> _WHAT IS BEING ASKED_
Every entry must be echoed exactly.

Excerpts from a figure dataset
..........

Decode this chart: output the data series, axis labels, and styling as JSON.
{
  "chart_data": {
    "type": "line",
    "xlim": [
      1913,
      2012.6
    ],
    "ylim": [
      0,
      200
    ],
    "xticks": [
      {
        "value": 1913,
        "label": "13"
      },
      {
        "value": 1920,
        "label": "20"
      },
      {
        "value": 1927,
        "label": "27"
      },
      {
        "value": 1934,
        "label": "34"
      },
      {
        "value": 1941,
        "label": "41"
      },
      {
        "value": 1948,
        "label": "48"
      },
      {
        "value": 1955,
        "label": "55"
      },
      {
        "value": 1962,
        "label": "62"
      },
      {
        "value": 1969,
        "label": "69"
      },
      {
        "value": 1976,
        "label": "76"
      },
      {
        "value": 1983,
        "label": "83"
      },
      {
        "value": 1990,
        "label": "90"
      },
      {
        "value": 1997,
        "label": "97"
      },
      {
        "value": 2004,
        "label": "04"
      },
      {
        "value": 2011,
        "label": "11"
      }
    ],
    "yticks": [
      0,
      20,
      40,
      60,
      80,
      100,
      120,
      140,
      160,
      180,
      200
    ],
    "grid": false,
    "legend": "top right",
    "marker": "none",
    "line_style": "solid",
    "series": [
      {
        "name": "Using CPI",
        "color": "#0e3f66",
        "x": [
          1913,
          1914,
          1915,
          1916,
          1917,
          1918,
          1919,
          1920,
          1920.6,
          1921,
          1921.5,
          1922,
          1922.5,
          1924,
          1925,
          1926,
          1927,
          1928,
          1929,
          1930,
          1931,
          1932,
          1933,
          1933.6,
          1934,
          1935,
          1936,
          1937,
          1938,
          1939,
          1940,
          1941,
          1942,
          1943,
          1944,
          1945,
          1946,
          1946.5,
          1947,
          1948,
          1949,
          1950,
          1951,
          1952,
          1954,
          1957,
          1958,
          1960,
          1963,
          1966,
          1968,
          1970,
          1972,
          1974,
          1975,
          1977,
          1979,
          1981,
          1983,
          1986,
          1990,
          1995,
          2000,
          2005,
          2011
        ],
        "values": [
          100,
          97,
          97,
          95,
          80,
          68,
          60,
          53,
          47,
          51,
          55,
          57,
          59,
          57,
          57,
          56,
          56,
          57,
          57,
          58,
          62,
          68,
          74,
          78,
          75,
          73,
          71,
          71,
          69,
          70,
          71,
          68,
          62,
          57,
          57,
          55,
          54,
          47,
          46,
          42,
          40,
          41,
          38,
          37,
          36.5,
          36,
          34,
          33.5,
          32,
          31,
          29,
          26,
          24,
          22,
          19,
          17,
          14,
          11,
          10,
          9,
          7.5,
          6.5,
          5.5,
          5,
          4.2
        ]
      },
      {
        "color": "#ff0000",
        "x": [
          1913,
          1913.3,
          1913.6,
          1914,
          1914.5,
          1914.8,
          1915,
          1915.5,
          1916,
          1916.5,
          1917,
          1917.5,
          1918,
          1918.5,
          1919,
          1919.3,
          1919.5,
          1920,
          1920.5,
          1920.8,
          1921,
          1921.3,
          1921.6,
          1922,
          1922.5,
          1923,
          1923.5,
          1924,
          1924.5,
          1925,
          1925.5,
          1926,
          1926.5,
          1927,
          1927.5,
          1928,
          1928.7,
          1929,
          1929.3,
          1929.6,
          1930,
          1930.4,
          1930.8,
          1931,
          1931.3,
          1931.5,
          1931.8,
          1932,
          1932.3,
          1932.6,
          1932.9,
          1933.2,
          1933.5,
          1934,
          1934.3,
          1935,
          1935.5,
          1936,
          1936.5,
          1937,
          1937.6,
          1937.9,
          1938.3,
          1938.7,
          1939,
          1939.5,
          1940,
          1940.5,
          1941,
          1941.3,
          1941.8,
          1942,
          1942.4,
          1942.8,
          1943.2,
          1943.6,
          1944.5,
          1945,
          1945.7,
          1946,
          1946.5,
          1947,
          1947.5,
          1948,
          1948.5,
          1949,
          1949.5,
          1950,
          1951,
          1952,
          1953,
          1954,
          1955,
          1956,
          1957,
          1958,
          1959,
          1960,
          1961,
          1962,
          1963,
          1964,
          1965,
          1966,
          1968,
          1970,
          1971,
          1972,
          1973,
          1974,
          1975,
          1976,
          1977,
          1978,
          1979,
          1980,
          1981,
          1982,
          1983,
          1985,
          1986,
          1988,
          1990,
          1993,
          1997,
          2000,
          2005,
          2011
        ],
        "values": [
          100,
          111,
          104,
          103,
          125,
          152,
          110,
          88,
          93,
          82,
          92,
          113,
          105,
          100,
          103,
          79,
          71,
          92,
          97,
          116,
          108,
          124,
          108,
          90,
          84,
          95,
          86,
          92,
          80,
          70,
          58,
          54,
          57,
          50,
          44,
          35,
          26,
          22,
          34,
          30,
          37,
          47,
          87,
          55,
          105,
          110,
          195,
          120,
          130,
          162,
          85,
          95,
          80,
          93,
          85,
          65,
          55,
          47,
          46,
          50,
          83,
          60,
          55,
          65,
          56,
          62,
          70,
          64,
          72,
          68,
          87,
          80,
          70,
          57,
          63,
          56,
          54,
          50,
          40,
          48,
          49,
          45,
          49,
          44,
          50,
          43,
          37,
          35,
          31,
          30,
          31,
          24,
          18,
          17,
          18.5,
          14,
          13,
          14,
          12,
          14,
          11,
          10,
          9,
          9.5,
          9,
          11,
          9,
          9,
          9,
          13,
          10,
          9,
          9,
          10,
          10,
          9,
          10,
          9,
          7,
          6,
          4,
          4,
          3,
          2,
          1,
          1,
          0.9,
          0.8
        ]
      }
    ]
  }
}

..........

> _EXPECTED OUTPUT_
Decode this chart: output the data series, axis labels, and styling as JSON.
{
  "chart_data": {
    "type": "line",
    "xlim": [
      1913,
      2012.6
    ],
    "ylim": [
      0,
      200
    ],
    "xticks": [
      {
        "value": 1913,
        "label": "13"
      },
      {
        "value": 1920,
        "label": "20"
      },
      {
        "value": 1927,
        "label": "27"
      },
      {
        "value": 1934,
        "label": "34"
      },
      {
        "value": 1941,
        "label": "41"
      },
      {
        "value": 1948,
        "label": "48"
      },
      {
        "value": 1955,
        "label": "55"
      },
      {
        "value": 1962,
        "label": "62"
      },
      {
        "value": 1969,
        "label": "69"
      },
      {
        "value": 1976,
        "label": "76"
      },
      {
        "value": 1983,
        "label": "83"
      },
      {
        "value": 1990,
        "label": "90"
      },
      {
        "value": 1997,
        "label": "97"
      },
      {
        "value": 2004,
        "label": "04"
      },
      {
        "value": 2011,
        "label": "11"
      }
    ],
    "yticks": [
      0,
      20,
      40,
      60,
      80,
      100,
      120,
      140,
      160,
      180,
      200
    ],
    "grid": false,
    "legend": "top right",
    "marker": "none",
    "line_style": "solid",
    "series": [
      {
        "name": "Using CPI",
        "color": "#0e3f66",
        "x": [
          1913,
          1914,
          1915,
          1916,
          1917,
          1918,
          1919,
          1920,
          1920.6,
          1921,
          1921.5,
          1922,
          1922.5,
          1924,
          1925,
          1926,
          1927,
          1928,
          1929,
          1930,
          1931,
          1932,
          1933,
          1933.6,
          1934,
          1935,
          1936,
          1937,
          1938,
          1939,
          1940,
          1941,
          1942,
          1943,
          1944,
          1945,
          1946,
          1946.5,
          1947,
          1948,
          1949,
          1950,
          1951,
          1952,
          1954,
          1957,
          1958,
          1960,
          1963,
          1966,
          1968,
          1970,
          1972,
          1974,
          1975,
          1977,
          1979,
          1981,
          1983,
          1986,
          1990,
          1995,
          2000,
          2005,
          2011
        ],
        "values": [
          100,
          97,
          97,
          95,
          80,
          68,
          60,
          53,
          47,
          51,
          55,
          57,
          59,
          57,
          57,
          56,
          56,
          57,
          57,
          58,
          62,
          68,
          74,
          78,
          75,
          73,
          71,
          71,
          69,
          70,
          71,
          68,
          62,
          57,
          57,
          55,
          54,
          47,
          46,
          42,
          40,
          41,
          38,
          37,
          36.5,
          36,
          34,
          33.5,
          32,
          31,
          29,
          26,
          24,
          22,
          19,
          17,
          14,
          11,
          10,
          9,
          7.5,
          6.5,
          5.5,
          5,
          4.2
        ]
      },
      {
        "color": "#ff0000",
        "x": [
          1913,
          1913.3,
          1913.6,
          1914,
          1914.5,
          1914.8,
          1915,
          1915.5,
          1916,
          1916.5,
          1917,
          1917.5,
          1918,
          1918.5,
          1919,
          1919.3,
          1919.5,
          1920,
          1920.5,
          1920.8,
          1921,
          1921.3,
          1921.6,
          1922,
          1922.5,
          1923,
          1923.5,
          1924,
          1924.5,
          1925,
          1925.5,
          1926,
          1926.5,
          1927,
          1927.5,
          1928,
          1928.7,
          1929,
          1929.3,
          1929.6,
          1930,
          1930.4,
          1930.8,
          1931,
          1931.3,
          1931.5,
          1931.8,
          1932,
          1932.3,
          1932.6,
          1932.9,
          1933.2,
          1933.5,
          1934,
          1934.3,
          1935,
          1935.5,
          1936,
          1936.5,
          1937,
          1937.6,
          1937.9,
          1938.3,
          1938.7,
          1939,
          1939.5,
          1940,
          1940.5,
          1941,
          1941.3,
          1941.8,
          1942,
          1942.4,
          1942.8,
          1943.2,
          1943.6,
          1944.5,
          1945,
          1945.7,
          1946,
          1946.5,
          1947,
          1947.5,
          1948,
          1948.5,
          1949,
          1949.5,
          1950,
          1951,
          1952,
          1953,
          1954,
          1955,
          1956,
          1957,
          1958,
          1959,
          1960,
          1961,
          1962,
          1963,
          1964,
          1965,
          1966,
          1968,
          1970,
          1971,
          1972,
          1973,
          1974,
          1975,
          1976,
          1977,
          1978,
          1979,
          1980,
          1981,
          1982,
          1983,
          1985,
          1986,
          1988,
          1990,
          1993,
          1997,
          2000,
          2005,
          2011
        ],
        "values": [
          100,
          111,
          104,
          103,
          125,
          152,
          110,
          88,
          93,
          82,
          92,
          113,
          105,
          100,
          103,
          79,
          71,
          92,
          97,
          116,
          108,
          124,
          108,
          90,
          84,
          95,
          86,
          92,
          80,
          70,
          58,
          54,
          57,
          50,
          44,
          35,
          26,
          22,
          34,
          30,
          37,
          47,
          87,
          55,
          105,
          110,
          195,
          120,
          130,
          162,
          85,
          95,
          80,
          93,
          85,
          65,
          55,
          47,
          46,
          50,
          83,
          60,
          55,
          65,
          56,
          62,
          70,
          64,
          72,
          68,
          87,
          80,
          70,
          57,
          63,
          56,
          54,
          50,
          40,
          48,
          49,
          45,
          49,
          44,
          50,
          43,
          37,
          35,
          31,
          30,
          31,
          24,
          18,
          17,
          18.5,
          14,
          13,
          14,
          12,
          14,
          11,
          10,
          9,
          9.5,
          9,
          11,
          9,
          9,
          9,
          13,
          10,
          9,
          9,
          10,
          10,
          9,
          10,
          9,
          7,
          6,
          4,
          4,
          3,
          2,
          1,
          1,
          0.9,
          0.8
        ]
      }
    ]
  }
}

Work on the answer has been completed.